Locate every line that holds the string "following" and copy it.

══ SUPPLIED MATERIAL ══

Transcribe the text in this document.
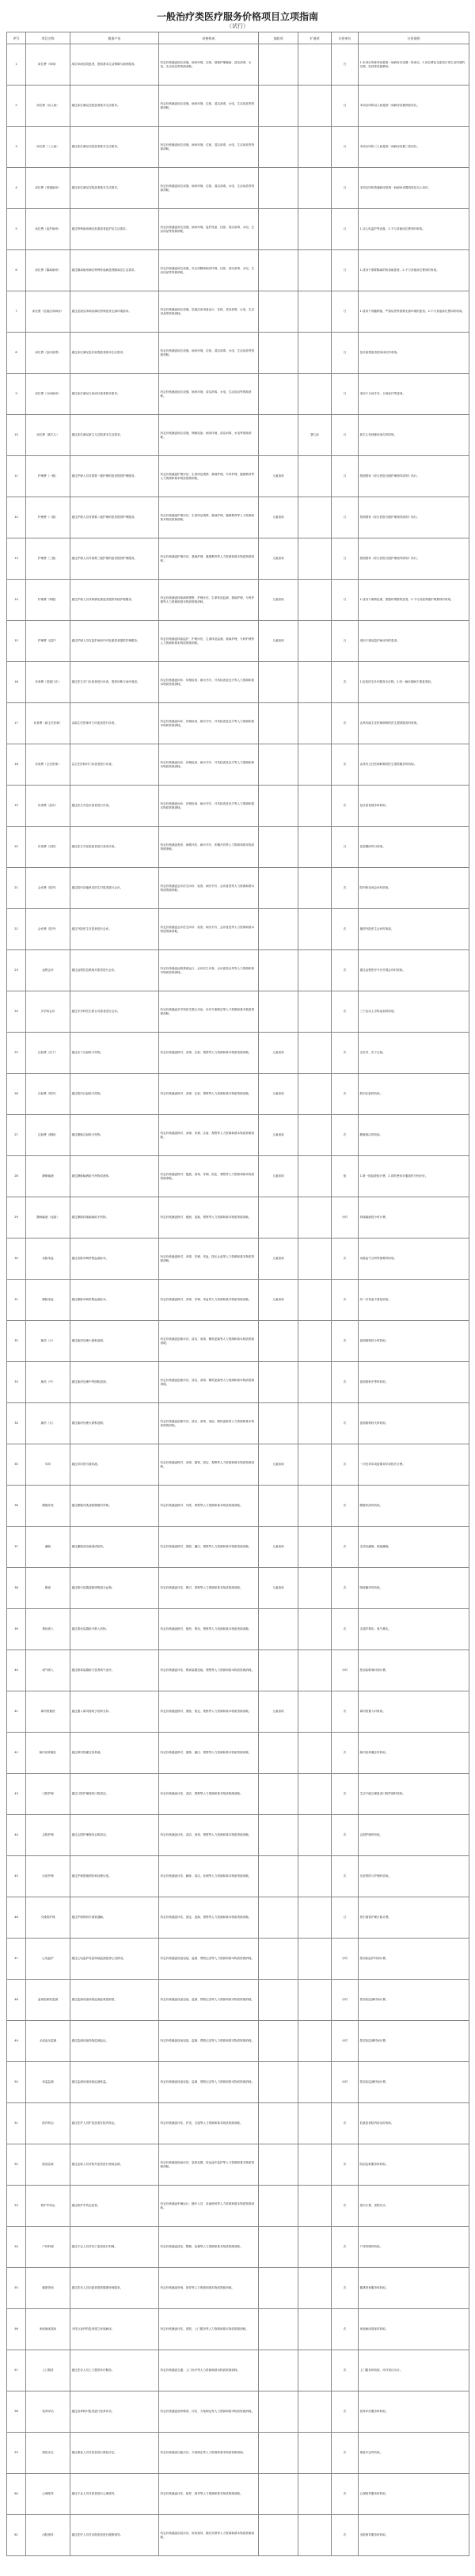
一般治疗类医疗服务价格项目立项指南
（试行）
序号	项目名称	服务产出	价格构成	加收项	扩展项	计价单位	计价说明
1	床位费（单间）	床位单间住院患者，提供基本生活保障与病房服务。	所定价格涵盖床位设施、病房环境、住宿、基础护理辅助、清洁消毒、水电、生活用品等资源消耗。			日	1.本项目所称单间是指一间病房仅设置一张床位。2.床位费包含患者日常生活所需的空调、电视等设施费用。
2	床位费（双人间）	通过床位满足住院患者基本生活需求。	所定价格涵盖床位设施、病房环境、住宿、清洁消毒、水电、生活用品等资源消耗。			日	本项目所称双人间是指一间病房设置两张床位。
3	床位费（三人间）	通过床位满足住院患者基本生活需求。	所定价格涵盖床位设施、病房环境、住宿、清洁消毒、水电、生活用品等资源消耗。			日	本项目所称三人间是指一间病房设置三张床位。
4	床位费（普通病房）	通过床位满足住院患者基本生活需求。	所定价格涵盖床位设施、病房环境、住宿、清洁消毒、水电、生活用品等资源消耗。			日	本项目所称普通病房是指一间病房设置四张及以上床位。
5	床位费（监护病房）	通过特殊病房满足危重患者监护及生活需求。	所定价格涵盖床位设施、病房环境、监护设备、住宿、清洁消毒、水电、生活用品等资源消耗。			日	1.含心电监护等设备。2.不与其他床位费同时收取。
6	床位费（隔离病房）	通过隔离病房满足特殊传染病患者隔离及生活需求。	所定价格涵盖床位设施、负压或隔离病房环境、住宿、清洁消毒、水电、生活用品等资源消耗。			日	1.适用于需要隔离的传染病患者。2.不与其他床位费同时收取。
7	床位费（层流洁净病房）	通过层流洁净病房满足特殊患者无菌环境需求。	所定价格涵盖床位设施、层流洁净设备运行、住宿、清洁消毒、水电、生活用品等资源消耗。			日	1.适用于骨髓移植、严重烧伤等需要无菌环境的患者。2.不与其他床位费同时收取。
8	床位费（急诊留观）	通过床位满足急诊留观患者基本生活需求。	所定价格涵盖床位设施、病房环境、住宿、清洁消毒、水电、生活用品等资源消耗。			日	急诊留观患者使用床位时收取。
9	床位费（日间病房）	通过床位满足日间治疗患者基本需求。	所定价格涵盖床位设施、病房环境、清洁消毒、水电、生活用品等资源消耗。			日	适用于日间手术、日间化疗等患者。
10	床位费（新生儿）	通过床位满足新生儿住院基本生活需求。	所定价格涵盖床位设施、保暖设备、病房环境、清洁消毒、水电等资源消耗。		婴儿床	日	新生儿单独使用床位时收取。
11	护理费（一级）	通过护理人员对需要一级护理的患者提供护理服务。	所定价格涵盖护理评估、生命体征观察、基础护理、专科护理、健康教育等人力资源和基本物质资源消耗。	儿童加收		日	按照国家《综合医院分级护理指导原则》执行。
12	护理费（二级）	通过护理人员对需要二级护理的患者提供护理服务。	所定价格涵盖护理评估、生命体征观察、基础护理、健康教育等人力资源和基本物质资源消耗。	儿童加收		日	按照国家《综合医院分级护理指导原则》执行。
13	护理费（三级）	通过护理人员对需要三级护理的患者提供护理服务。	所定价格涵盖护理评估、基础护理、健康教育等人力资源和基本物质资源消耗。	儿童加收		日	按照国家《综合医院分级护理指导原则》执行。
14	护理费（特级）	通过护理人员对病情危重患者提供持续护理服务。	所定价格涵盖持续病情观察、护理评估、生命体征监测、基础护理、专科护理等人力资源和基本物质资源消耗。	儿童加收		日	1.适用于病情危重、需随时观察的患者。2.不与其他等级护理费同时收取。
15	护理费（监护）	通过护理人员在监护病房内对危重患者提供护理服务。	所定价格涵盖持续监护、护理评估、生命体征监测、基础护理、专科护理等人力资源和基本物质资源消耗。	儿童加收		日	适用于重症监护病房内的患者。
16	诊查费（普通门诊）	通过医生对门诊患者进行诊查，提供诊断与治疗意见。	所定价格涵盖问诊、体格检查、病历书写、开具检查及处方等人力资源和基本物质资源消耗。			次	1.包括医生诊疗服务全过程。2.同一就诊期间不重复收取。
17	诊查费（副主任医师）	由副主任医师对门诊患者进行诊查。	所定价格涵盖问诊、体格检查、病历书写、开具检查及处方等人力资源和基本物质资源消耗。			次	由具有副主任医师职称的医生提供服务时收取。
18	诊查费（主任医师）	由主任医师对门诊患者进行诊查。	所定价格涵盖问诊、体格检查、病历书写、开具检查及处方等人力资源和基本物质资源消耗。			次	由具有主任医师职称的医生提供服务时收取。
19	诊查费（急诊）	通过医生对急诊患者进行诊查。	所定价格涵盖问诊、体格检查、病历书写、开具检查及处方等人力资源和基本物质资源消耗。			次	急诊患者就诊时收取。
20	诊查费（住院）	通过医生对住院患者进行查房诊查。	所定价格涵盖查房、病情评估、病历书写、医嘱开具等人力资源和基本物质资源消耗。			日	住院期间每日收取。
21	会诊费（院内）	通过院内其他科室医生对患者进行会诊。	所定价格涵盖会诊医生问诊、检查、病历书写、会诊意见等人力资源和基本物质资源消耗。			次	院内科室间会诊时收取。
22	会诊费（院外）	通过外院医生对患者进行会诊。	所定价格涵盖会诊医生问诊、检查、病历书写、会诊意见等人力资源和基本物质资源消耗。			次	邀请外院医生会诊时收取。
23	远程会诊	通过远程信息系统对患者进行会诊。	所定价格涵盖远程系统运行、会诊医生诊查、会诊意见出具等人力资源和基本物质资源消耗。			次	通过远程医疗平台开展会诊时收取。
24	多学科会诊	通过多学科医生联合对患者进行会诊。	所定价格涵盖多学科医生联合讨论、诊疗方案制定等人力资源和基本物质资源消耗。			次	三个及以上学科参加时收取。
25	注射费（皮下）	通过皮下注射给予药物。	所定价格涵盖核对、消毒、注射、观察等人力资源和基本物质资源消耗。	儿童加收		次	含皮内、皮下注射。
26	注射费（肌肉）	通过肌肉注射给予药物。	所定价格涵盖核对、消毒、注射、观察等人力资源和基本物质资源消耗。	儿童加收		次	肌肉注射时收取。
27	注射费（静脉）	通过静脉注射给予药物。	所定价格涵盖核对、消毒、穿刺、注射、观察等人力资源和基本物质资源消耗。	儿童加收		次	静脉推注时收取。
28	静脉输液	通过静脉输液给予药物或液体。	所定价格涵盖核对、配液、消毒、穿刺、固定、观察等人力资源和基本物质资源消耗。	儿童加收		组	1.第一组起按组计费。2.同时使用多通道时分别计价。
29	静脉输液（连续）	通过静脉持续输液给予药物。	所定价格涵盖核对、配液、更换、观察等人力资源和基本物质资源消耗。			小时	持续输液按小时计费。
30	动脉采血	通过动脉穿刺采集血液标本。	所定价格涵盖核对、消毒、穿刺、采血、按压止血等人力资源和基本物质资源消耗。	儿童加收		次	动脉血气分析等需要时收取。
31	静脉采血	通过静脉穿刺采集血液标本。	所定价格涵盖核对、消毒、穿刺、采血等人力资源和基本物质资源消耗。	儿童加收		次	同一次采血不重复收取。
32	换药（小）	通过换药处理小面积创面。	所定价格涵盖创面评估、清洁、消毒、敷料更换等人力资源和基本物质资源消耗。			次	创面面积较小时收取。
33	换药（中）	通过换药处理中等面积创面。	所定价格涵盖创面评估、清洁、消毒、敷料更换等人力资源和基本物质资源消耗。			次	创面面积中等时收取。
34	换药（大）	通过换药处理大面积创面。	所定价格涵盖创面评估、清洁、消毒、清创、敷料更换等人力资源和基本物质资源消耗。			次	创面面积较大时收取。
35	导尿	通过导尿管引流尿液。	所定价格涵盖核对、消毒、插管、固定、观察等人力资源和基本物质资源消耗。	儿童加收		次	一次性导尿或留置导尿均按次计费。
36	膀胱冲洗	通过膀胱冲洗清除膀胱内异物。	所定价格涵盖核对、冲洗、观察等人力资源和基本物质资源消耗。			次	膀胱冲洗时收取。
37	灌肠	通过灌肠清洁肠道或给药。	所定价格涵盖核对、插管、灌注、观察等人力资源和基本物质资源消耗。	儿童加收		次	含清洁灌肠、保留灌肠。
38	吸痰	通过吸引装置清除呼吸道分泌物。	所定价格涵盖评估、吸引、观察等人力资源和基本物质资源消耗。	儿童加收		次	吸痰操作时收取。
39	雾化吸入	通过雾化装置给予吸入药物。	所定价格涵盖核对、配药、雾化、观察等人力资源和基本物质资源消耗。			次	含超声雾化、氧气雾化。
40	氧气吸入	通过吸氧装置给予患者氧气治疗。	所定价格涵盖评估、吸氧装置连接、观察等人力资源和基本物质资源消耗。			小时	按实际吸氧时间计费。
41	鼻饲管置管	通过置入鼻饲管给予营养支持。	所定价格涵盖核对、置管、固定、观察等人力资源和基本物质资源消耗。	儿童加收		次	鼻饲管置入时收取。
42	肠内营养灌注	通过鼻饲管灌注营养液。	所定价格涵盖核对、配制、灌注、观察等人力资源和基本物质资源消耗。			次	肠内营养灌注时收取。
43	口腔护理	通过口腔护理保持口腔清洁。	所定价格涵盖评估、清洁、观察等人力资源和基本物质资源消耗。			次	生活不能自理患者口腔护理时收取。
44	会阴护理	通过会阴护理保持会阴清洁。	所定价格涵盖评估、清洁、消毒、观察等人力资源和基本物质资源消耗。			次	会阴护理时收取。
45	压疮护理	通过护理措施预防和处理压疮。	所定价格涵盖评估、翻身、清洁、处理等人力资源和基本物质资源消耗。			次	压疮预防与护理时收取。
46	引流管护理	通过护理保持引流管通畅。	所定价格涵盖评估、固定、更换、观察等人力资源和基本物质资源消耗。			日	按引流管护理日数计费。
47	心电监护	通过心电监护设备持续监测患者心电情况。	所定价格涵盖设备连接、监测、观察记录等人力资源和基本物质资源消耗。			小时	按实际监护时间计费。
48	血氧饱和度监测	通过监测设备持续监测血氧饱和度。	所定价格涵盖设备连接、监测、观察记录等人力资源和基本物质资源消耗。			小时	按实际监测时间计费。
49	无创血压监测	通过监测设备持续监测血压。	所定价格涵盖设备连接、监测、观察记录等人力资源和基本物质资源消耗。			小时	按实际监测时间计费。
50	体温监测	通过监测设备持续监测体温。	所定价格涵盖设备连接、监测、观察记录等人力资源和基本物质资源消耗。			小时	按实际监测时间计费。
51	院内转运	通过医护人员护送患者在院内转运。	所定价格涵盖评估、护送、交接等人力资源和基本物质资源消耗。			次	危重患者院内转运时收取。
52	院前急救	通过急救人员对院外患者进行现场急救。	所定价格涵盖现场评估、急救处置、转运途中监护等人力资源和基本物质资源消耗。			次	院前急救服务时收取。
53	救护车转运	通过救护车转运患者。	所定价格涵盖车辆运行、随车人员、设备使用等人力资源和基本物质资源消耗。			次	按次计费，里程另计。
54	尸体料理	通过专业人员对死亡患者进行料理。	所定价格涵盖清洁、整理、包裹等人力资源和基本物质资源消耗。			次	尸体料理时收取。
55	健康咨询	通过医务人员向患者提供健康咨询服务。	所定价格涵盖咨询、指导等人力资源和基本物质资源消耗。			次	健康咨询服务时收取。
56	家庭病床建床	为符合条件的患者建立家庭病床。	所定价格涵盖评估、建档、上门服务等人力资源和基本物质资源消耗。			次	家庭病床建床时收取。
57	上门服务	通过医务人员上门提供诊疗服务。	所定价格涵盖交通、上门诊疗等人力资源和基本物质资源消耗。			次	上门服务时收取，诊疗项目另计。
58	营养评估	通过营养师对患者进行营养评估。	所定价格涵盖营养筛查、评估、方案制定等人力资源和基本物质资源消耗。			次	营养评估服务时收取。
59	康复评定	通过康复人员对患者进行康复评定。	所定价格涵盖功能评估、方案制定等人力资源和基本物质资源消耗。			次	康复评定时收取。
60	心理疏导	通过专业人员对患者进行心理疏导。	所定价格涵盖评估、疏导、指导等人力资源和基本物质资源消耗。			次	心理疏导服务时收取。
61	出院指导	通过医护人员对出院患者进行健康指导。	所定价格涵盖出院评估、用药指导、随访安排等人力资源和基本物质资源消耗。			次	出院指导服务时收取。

═══
══ SUPPLIED MATERIAL ══

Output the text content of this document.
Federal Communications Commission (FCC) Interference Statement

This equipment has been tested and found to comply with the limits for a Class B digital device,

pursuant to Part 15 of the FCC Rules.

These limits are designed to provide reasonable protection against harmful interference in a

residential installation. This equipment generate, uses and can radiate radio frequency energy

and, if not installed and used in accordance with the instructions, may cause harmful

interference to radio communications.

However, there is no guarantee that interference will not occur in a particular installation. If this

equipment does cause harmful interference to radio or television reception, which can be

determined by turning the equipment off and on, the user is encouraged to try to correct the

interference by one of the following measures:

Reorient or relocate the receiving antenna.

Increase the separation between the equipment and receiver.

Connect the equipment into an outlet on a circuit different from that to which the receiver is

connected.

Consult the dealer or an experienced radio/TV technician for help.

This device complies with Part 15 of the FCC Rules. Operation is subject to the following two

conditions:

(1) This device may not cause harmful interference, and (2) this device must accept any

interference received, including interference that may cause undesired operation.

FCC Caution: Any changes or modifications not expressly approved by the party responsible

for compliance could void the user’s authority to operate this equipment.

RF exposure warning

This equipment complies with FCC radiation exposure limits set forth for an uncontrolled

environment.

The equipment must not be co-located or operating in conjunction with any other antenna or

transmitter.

═══

- EXPECTED OUTPUT
interference by one of the following measures:
This device complies with Part 15 of the FCC Rules. Operation is subject to the following two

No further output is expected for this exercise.